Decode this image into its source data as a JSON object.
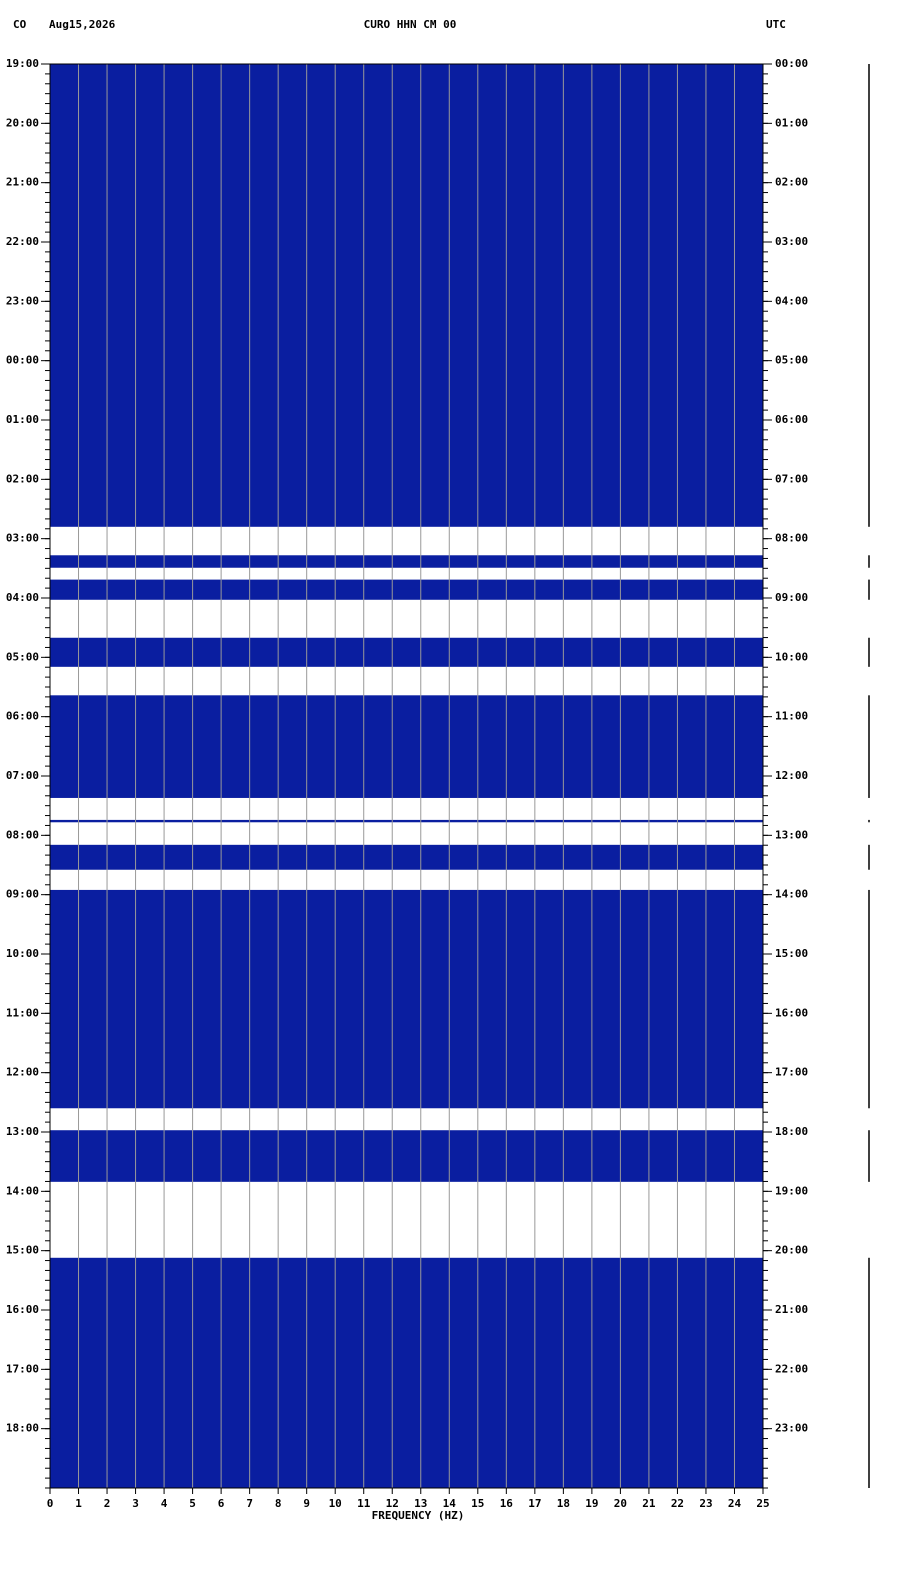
{
  "chart_data": {
    "type": "spectrogram",
    "network": "CO",
    "date": "Aug15,2026",
    "title": "CURO HHN CM 00",
    "timezone": "UTC",
    "x_label": "FREQUENCY (HZ)",
    "xlim": [
      0,
      25
    ],
    "xticks": [
      0,
      1,
      2,
      3,
      4,
      5,
      6,
      7,
      8,
      9,
      10,
      11,
      12,
      13,
      14,
      15,
      16,
      17,
      18,
      19,
      20,
      21,
      22,
      23,
      24,
      25
    ],
    "ylim": [
      0,
      24
    ],
    "yticks": [
      {
        "value": 0,
        "label": "19:00"
      },
      {
        "value": 1,
        "label": "20:00"
      },
      {
        "value": 2,
        "label": "21:00"
      },
      {
        "value": 3,
        "label": "22:00"
      },
      {
        "value": 4,
        "label": "23:00"
      },
      {
        "value": 5,
        "label": "00:00"
      },
      {
        "value": 6,
        "label": "01:00"
      },
      {
        "value": 7,
        "label": "02:00"
      },
      {
        "value": 8,
        "label": "03:00"
      },
      {
        "value": 9,
        "label": "04:00"
      },
      {
        "value": 10,
        "label": "05:00"
      },
      {
        "value": 11,
        "label": "06:00"
      },
      {
        "value": 12,
        "label": "07:00"
      },
      {
        "value": 13,
        "label": "08:00"
      },
      {
        "value": 14,
        "label": "09:00"
      },
      {
        "value": 15,
        "label": "10:00"
      },
      {
        "value": 16,
        "label": "11:00"
      },
      {
        "value": 17,
        "label": "12:00"
      },
      {
        "value": 18,
        "label": "13:00"
      },
      {
        "value": 19,
        "label": "14:00"
      },
      {
        "value": 20,
        "label": "15:00"
      },
      {
        "value": 21,
        "label": "16:00"
      },
      {
        "value": 22,
        "label": "17:00"
      },
      {
        "value": 23,
        "label": "18:00"
      }
    ],
    "y2ticks": [
      {
        "value": 0,
        "label": "00:00"
      },
      {
        "value": 1,
        "label": "01:00"
      },
      {
        "value": 2,
        "label": "02:00"
      },
      {
        "value": 3,
        "label": "03:00"
      },
      {
        "value": 4,
        "label": "04:00"
      },
      {
        "value": 5,
        "label": "05:00"
      },
      {
        "value": 6,
        "label": "06:00"
      },
      {
        "value": 7,
        "label": "07:00"
      },
      {
        "value": 8,
        "label": "08:00"
      },
      {
        "value": 9,
        "label": "09:00"
      },
      {
        "value": 10,
        "label": "10:00"
      },
      {
        "value": 11,
        "label": "11:00"
      },
      {
        "value": 12,
        "label": "12:00"
      },
      {
        "value": 13,
        "label": "13:00"
      },
      {
        "value": 14,
        "label": "14:00"
      },
      {
        "value": 15,
        "label": "15:00"
      },
      {
        "value": 16,
        "label": "16:00"
      },
      {
        "value": 17,
        "label": "17:00"
      },
      {
        "value": 18,
        "label": "18:00"
      },
      {
        "value": 19,
        "label": "19:00"
      },
      {
        "value": 20,
        "label": "20:00"
      },
      {
        "value": 21,
        "label": "21:00"
      },
      {
        "value": 22,
        "label": "22:00"
      },
      {
        "value": 23,
        "label": "23:00"
      }
    ],
    "background_color": "#0a1ea0",
    "gap_color": "#ffffff",
    "grid": true,
    "gaps": [
      {
        "start": 7.8,
        "end": 8.28
      },
      {
        "start": 8.49,
        "end": 8.69
      },
      {
        "start": 9.03,
        "end": 9.67
      },
      {
        "start": 10.16,
        "end": 10.64
      },
      {
        "start": 12.37,
        "end": 12.74
      },
      {
        "start": 12.78,
        "end": 13.16
      },
      {
        "start": 13.58,
        "end": 13.92
      },
      {
        "start": 17.6,
        "end": 17.97
      },
      {
        "start": 18.84,
        "end": 20.12
      }
    ]
  }
}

____

◆ **Short task**
All entries are to be retyped exactly. Omit any embedded images.

◆ **Result for this exercise**
Decode this image into its source data as a JSON object.
{
  "chart_data": {
    "type": "spectrogram",
    "network": "CO",
    "date": "Aug15,2026",
    "title": "CURO HHN CM 00",
    "timezone": "UTC",
    "x_label": "FREQUENCY (HZ)",
    "xlim": [
      0,
      25
    ],
    "xticks": [
      0,
      1,
      2,
      3,
      4,
      5,
      6,
      7,
      8,
      9,
      10,
      11,
      12,
      13,
      14,
      15,
      16,
      17,
      18,
      19,
      20,
      21,
      22,
      23,
      24,
      25
    ],
    "ylim": [
      0,
      24
    ],
    "yticks": [
      {
        "value": 0,
        "label": "19:00"
      },
      {
        "value": 1,
        "label": "20:00"
      },
      {
        "value": 2,
        "label": "21:00"
      },
      {
        "value": 3,
        "label": "22:00"
      },
      {
        "value": 4,
        "label": "23:00"
      },
      {
        "value": 5,
        "label": "00:00"
      },
      {
        "value": 6,
        "label": "01:00"
      },
      {
        "value": 7,
        "label": "02:00"
      },
      {
        "value": 8,
        "label": "03:00"
      },
      {
        "value": 9,
        "label": "04:00"
      },
      {
        "value": 10,
        "label": "05:00"
      },
      {
        "value": 11,
        "label": "06:00"
      },
      {
        "value": 12,
        "label": "07:00"
      },
      {
        "value": 13,
        "label": "08:00"
      },
      {
        "value": 14,
        "label": "09:00"
      },
      {
        "value": 15,
        "label": "10:00"
      },
      {
        "value": 16,
        "label": "11:00"
      },
      {
        "value": 17,
        "label": "12:00"
      },
      {
        "value": 18,
        "label": "13:00"
      },
      {
        "value": 19,
        "label": "14:00"
      },
      {
        "value": 20,
        "label": "15:00"
      },
      {
        "value": 21,
        "label": "16:00"
      },
      {
        "value": 22,
        "label": "17:00"
      },
      {
        "value": 23,
        "label": "18:00"
      }
    ],
    "y2ticks": [
      {
        "value": 0,
        "label": "00:00"
      },
      {
        "value": 1,
        "label": "01:00"
      },
      {
        "value": 2,
        "label": "02:00"
      },
      {
        "value": 3,
        "label": "03:00"
      },
      {
        "value": 4,
        "label": "04:00"
      },
      {
        "value": 5,
        "label": "05:00"
      },
      {
        "value": 6,
        "label": "06:00"
      },
      {
        "value": 7,
        "label": "07:00"
      },
      {
        "value": 8,
        "label": "08:00"
      },
      {
        "value": 9,
        "label": "09:00"
      },
      {
        "value": 10,
        "label": "10:00"
      },
      {
        "value": 11,
        "label": "11:00"
      },
      {
        "value": 12,
        "label": "12:00"
      },
      {
        "value": 13,
        "label": "13:00"
      },
      {
        "value": 14,
        "label": "14:00"
      },
      {
        "value": 15,
        "label": "15:00"
      },
      {
        "value": 16,
        "label": "16:00"
      },
      {
        "value": 17,
        "label": "17:00"
      },
      {
        "value": 18,
        "label": "18:00"
      },
      {
        "value": 19,
        "label": "19:00"
      },
      {
        "value": 20,
        "label": "20:00"
      },
      {
        "value": 21,
        "label": "21:00"
      },
      {
        "value": 22,
        "label": "22:00"
      },
      {
        "value": 23,
        "label": "23:00"
      }
    ],
    "background_color": "#0a1ea0",
    "gap_color": "#ffffff",
    "grid": true,
    "gaps": [
      {
        "start": 7.8,
        "end": 8.28
      },
      {
        "start": 8.49,
        "end": 8.69
      },
      {
        "start": 9.03,
        "end": 9.67
      },
      {
        "start": 10.16,
        "end": 10.64
      },
      {
        "start": 12.37,
        "end": 12.74
      },
      {
        "start": 12.78,
        "end": 13.16
      },
      {
        "start": 13.58,
        "end": 13.92
      },
      {
        "start": 17.6,
        "end": 17.97
      },
      {
        "start": 18.84,
        "end": 20.12
      }
    ]
  }
}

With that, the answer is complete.